## TASK INSTRUCTIONS
Repeat every entry in full. Match each line exactly.

= Beginning of Section =

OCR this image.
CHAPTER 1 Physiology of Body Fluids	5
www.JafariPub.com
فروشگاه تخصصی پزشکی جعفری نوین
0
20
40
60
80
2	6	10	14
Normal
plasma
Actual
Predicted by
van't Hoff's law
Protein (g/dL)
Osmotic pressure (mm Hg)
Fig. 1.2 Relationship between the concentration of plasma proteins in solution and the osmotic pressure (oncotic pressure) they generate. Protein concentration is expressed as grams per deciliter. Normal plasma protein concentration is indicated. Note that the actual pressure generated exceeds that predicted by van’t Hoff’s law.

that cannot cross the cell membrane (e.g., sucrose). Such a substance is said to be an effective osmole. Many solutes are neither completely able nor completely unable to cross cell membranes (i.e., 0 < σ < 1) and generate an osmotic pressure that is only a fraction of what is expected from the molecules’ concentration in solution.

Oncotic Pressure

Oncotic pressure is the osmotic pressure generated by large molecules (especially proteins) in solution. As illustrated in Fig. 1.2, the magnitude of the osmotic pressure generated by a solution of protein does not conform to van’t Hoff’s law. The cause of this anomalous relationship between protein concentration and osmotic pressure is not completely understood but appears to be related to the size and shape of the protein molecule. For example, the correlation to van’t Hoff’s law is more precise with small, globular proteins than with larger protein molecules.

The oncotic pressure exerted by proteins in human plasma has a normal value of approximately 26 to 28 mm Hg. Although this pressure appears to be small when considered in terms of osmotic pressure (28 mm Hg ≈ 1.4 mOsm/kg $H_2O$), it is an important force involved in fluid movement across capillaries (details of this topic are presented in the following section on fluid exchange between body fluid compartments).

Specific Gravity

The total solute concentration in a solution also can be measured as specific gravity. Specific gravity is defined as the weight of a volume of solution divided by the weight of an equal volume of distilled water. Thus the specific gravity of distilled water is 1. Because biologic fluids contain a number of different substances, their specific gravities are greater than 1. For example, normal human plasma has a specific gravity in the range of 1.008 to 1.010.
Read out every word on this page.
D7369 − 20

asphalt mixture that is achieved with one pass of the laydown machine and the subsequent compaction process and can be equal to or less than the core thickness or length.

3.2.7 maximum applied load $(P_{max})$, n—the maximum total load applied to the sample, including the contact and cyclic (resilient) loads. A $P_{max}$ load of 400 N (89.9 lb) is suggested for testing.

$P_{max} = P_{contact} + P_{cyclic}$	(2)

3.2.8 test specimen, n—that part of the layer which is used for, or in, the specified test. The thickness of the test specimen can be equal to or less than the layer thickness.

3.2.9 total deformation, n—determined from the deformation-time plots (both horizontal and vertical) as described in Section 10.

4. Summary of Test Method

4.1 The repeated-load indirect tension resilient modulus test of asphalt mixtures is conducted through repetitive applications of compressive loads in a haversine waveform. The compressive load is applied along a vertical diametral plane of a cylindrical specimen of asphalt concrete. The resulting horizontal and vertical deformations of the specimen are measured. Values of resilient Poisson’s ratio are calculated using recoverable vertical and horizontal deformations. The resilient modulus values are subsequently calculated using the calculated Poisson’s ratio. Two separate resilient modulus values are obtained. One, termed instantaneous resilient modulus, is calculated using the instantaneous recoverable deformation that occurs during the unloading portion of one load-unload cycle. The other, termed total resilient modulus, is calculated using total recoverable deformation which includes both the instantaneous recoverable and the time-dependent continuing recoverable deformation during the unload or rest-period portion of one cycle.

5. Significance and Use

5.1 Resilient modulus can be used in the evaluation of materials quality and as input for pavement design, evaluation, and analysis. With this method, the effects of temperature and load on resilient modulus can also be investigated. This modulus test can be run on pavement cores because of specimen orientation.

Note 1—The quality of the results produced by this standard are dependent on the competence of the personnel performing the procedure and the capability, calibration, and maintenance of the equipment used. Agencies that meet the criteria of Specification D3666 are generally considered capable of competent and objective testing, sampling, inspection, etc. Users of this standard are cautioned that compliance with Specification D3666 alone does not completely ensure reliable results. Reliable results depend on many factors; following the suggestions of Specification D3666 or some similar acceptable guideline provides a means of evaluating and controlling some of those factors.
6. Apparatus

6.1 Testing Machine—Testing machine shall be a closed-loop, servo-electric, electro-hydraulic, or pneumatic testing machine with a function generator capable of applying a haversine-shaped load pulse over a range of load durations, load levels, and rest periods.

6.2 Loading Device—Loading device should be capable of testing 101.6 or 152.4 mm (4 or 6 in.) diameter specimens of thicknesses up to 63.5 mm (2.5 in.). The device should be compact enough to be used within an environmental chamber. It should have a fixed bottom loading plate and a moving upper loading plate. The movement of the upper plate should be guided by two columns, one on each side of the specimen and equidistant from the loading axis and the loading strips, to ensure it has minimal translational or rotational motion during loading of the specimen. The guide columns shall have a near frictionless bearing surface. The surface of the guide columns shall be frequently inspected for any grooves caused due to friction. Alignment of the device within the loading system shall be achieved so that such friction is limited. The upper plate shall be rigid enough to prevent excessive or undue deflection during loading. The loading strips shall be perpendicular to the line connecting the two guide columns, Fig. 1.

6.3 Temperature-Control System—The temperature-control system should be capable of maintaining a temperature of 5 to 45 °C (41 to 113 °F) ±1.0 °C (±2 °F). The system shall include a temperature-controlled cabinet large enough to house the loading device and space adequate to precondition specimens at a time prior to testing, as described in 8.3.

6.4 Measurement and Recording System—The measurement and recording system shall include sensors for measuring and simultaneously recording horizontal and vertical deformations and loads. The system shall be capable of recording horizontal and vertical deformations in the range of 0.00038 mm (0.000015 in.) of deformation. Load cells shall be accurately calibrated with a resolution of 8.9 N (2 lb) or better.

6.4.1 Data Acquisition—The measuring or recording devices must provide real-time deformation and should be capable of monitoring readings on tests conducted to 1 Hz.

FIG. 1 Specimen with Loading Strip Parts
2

= End of Section =

## RESPONSE TO THIS TASK
OCR this image.
CHAPTER 1 Physiology of Body Fluids	5
www.JafariPub.com
فروشگاه تخصصی پزشکی جعفری نوین
0
20
40
60
80
2	6	10	14
Normal
plasma
Actual
Predicted by
van't Hoff's law
Protein (g/dL)
Osmotic pressure (mm Hg)
Fig. 1.2 Relationship between the concentration of plasma proteins in solution and the osmotic pressure (oncotic pressure) they generate. Protein concentration is expressed as grams per deciliter. Normal plasma protein concentration is indicated. Note that the actual pressure generated exceeds that predicted by van’t Hoff’s law.

that cannot cross the cell membrane (e.g., sucrose). Such a substance is said to be an effective osmole. Many solutes are neither completely able nor completely unable to cross cell membranes (i.e., 0 < σ < 1) and generate an osmotic pressure that is only a fraction of what is expected from the molecules’ concentration in solution.

Oncotic Pressure

Oncotic pressure is the osmotic pressure generated by large molecules (especially proteins) in solution. As illustrated in Fig. 1.2, the magnitude of the osmotic pressure generated by a solution of protein does not conform to van’t Hoff’s law. The cause of this anomalous relationship between protein concentration and osmotic pressure is not completely understood but appears to be related to the size and shape of the protein molecule. For example, the correlation to van’t Hoff’s law is more precise with small, globular proteins than with larger protein molecules.

The oncotic pressure exerted by proteins in human plasma has a normal value of approximately 26 to 28 mm Hg. Although this pressure appears to be small when considered in terms of osmotic pressure (28 mm Hg ≈ 1.4 mOsm/kg $H_2O$), it is an important force involved in fluid movement across capillaries (details of this topic are presented in the following section on fluid exchange between body fluid compartments).

Specific Gravity

The total solute concentration in a solution also can be measured as specific gravity. Specific gravity is defined as the weight of a volume of solution divided by the weight of an equal volume of distilled water. Thus the specific gravity of distilled water is 1. Because biologic fluids contain a number of different substances, their specific gravities are greater than 1. For example, normal human plasma has a specific gravity in the range of 1.008 to 1.010.
Read out every word on this page.
D7369 − 20

asphalt mixture that is achieved with one pass of the laydown machine and the subsequent compaction process and can be equal to or less than the core thickness or length.

3.2.7 maximum applied load $(P_{max})$, n—the maximum total load applied to the sample, including the contact and cyclic (resilient) loads. A $P_{max}$ load of 400 N (89.9 lb) is suggested for testing.

$P_{max} = P_{contact} + P_{cyclic}$	(2)

3.2.8 test specimen, n—that part of the layer which is used for, or in, the specified test. The thickness of the test specimen can be equal to or less than the layer thickness.

3.2.9 total deformation, n—determined from the deformation-time plots (both horizontal and vertical) as described in Section 10.

4. Summary of Test Method

4.1 The repeated-load indirect tension resilient modulus test of asphalt mixtures is conducted through repetitive applications of compressive loads in a haversine waveform. The compressive load is applied along a vertical diametral plane of a cylindrical specimen of asphalt concrete. The resulting horizontal and vertical deformations of the specimen are measured. Values of resilient Poisson’s ratio are calculated using recoverable vertical and horizontal deformations. The resilient modulus values are subsequently calculated using the calculated Poisson’s ratio. Two separate resilient modulus values are obtained. One, termed instantaneous resilient modulus, is calculated using the instantaneous recoverable deformation that occurs during the unloading portion of one load-unload cycle. The other, termed total resilient modulus, is calculated using total recoverable deformation which includes both the instantaneous recoverable and the time-dependent continuing recoverable deformation during the unload or rest-period portion of one cycle.

5. Significance and Use

5.1 Resilient modulus can be used in the evaluation of materials quality and as input for pavement design, evaluation, and analysis. With this method, the effects of temperature and load on resilient modulus can also be investigated. This modulus test can be run on pavement cores because of specimen orientation.

Note 1—The quality of the results produced by this standard are dependent on the competence of the personnel performing the procedure and the capability, calibration, and maintenance of the equipment used. Agencies that meet the criteria of Specification D3666 are generally considered capable of competent and objective testing, sampling, inspection, etc. Users of this standard are cautioned that compliance with Specification D3666 alone does not completely ensure reliable results. Reliable results depend on many factors; following the suggestions of Specification D3666 or some similar acceptable guideline provides a means of evaluating and controlling some of those factors.
6. Apparatus

6.1 Testing Machine—Testing machine shall be a closed-loop, servo-electric, electro-hydraulic, or pneumatic testing machine with a function generator capable of applying a haversine-shaped load pulse over a range of load durations, load levels, and rest periods.

6.2 Loading Device—Loading device should be capable of testing 101.6 or 152.4 mm (4 or 6 in.) diameter specimens of thicknesses up to 63.5 mm (2.5 in.). The device should be compact enough to be used within an environmental chamber. It should have a fixed bottom loading plate and a moving upper loading plate. The movement of the upper plate should be guided by two columns, one on each side of the specimen and equidistant from the loading axis and the loading strips, to ensure it has minimal translational or rotational motion during loading of the specimen. The guide columns shall have a near frictionless bearing surface. The surface of the guide columns shall be frequently inspected for any grooves caused due to friction. Alignment of the device within the loading system shall be achieved so that such friction is limited. The upper plate shall be rigid enough to prevent excessive or undue deflection during loading. The loading strips shall be perpendicular to the line connecting the two guide columns, Fig. 1.

6.3 Temperature-Control System—The temperature-control system should be capable of maintaining a temperature of 5 to 45 °C (41 to 113 °F) ±1.0 °C (±2 °F). The system shall include a temperature-controlled cabinet large enough to house the loading device and space adequate to precondition specimens at a time prior to testing, as described in 8.3.

6.4 Measurement and Recording System—The measurement and recording system shall include sensors for measuring and simultaneously recording horizontal and vertical deformations and loads. The system shall be capable of recording horizontal and vertical deformations in the range of 0.00038 mm (0.000015 in.) of deformation. Load cells shall be accurately calibrated with a resolution of 8.9 N (2 lb) or better.

6.4.1 Data Acquisition—The measuring or recording devices must provide real-time deformation and should be capable of monitoring readings on tests conducted to 1 Hz.

FIG. 1 Specimen with Loading Strip Parts
2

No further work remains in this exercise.